* **INSTRUCTIONS TO FOLLOW**
Find "What text is on this page?" in the records that follow; print that line and each subsequent line through the last one, verbatim and with nothing added.

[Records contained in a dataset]
## START

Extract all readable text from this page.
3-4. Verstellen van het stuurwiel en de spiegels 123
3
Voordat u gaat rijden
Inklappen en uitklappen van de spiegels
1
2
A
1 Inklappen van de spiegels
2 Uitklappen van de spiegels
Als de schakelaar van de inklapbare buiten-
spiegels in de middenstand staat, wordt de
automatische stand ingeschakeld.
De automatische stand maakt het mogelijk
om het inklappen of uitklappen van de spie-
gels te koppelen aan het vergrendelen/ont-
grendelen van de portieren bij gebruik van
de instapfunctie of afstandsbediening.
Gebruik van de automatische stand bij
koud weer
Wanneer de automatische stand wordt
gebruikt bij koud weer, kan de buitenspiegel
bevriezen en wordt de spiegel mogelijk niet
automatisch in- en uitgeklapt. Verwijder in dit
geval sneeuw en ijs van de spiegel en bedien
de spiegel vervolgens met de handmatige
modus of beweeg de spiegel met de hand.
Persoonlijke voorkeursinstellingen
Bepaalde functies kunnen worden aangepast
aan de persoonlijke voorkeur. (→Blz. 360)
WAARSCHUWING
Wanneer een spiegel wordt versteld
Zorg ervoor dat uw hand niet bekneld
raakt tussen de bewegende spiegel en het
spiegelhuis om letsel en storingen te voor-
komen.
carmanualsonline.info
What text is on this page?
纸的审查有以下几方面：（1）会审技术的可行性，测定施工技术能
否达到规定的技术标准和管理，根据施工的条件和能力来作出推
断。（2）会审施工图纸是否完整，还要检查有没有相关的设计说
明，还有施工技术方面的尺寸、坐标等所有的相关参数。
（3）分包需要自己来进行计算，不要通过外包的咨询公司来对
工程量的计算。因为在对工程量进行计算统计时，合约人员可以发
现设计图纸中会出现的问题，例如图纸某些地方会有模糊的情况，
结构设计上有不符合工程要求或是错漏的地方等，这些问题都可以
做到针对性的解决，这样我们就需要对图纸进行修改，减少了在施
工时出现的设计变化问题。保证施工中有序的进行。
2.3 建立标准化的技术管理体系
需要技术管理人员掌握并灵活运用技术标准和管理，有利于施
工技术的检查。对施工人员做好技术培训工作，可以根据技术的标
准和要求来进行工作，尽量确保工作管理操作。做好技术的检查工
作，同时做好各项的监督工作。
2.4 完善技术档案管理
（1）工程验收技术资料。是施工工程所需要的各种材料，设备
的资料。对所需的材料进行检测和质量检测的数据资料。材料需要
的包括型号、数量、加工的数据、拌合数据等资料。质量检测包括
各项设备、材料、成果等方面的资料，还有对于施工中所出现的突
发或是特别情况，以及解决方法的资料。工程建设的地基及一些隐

## END

* **TASK OUTPUT**
What text is on this page?
纸的审查有以下几方面：（1）会审技术的可行性，测定施工技术能
否达到规定的技术标准和管理，根据施工的条件和能力来作出推
断。（2）会审施工图纸是否完整，还要检查有没有相关的设计说
明，还有施工技术方面的尺寸、坐标等所有的相关参数。
（3）分包需要自己来进行计算，不要通过外包的咨询公司来对
工程量的计算。因为在对工程量进行计算统计时，合约人员可以发
现设计图纸中会出现的问题，例如图纸某些地方会有模糊的情况，
结构设计上有不符合工程要求或是错漏的地方等，这些问题都可以
做到针对性的解决，这样我们就需要对图纸进行修改，减少了在施
工时出现的设计变化问题。保证施工中有序的进行。
2.3 建立标准化的技术管理体系
需要技术管理人员掌握并灵活运用技术标准和管理，有利于施
工技术的检查。对施工人员做好技术培训工作，可以根据技术的标
准和要求来进行工作，尽量确保工作管理操作。做好技术的检查工
作，同时做好各项的监督工作。
2.4 完善技术档案管理
（1）工程验收技术资料。是施工工程所需要的各种材料，设备
的资料。对所需的材料进行检测和质量检测的数据资料。材料需要
的包括型号、数量、加工的数据、拌合数据等资料。质量检测包括
各项设备、材料、成果等方面的资料，还有对于施工中所出现的突
发或是特别情况，以及解决方法的资料。工程建设的地基及一些隐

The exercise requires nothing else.